[Collected data entries]
════════
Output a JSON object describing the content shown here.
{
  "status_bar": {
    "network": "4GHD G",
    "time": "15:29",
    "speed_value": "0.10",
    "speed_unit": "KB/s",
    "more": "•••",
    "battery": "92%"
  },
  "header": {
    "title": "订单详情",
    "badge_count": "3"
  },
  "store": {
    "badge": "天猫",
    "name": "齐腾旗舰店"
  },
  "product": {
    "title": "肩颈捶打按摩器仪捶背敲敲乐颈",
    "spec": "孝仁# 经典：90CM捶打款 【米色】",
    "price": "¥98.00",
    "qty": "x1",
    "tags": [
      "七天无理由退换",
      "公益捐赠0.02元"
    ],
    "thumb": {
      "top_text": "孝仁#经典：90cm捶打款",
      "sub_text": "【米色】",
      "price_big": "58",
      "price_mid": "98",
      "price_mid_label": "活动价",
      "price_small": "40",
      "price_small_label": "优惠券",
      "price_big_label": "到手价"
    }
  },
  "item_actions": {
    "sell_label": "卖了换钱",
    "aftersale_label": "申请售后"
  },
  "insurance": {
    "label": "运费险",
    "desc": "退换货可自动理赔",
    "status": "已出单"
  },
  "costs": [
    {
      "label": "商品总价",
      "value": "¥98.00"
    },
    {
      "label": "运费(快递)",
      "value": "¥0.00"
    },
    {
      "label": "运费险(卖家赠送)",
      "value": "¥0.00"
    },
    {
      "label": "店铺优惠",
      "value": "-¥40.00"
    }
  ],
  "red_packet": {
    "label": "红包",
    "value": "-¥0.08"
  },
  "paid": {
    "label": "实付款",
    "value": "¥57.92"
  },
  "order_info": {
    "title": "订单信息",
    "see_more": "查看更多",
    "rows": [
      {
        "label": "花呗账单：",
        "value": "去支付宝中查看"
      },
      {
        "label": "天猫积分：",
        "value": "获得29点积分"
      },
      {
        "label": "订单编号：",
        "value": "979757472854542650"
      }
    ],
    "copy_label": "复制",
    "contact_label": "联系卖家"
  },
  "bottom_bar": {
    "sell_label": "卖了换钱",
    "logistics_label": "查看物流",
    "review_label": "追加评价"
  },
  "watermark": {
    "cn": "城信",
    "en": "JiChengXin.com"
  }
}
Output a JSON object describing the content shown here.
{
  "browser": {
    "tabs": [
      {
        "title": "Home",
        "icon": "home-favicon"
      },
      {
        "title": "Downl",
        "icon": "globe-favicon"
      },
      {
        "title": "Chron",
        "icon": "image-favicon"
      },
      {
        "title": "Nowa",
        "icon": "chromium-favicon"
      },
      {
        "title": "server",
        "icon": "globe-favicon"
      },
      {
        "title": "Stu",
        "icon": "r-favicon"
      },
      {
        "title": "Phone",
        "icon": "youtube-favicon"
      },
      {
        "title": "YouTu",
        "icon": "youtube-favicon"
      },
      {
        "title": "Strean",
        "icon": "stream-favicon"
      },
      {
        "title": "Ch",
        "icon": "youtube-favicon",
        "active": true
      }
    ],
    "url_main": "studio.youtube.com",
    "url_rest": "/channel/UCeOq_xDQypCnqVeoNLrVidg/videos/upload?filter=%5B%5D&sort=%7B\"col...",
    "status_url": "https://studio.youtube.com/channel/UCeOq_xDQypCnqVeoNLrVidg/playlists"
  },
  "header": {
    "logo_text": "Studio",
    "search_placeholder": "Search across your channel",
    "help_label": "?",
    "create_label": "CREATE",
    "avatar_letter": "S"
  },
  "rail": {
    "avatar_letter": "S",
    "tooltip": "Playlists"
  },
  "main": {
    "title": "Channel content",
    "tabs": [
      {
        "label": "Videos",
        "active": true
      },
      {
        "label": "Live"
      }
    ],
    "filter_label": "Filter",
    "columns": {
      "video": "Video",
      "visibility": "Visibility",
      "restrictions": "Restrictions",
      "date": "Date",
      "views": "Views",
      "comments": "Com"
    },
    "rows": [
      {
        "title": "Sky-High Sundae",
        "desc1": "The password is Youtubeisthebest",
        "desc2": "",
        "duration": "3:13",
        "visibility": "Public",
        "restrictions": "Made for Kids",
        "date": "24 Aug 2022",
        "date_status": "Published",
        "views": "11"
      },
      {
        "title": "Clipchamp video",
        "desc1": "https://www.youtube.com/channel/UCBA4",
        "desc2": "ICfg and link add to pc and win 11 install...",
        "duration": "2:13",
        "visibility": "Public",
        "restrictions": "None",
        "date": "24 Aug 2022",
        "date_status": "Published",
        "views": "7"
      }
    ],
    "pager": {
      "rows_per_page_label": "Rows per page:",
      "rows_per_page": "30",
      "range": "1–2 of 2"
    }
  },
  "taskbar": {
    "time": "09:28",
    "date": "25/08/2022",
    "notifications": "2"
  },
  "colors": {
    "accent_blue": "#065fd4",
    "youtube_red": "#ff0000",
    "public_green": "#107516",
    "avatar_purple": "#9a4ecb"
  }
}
════════
Your task is to gather every line with the word "restrictions" and copy it.

      "restrictions": "Restrictions",
        "restrictions": "Made for Kids",
        "restrictions": "None",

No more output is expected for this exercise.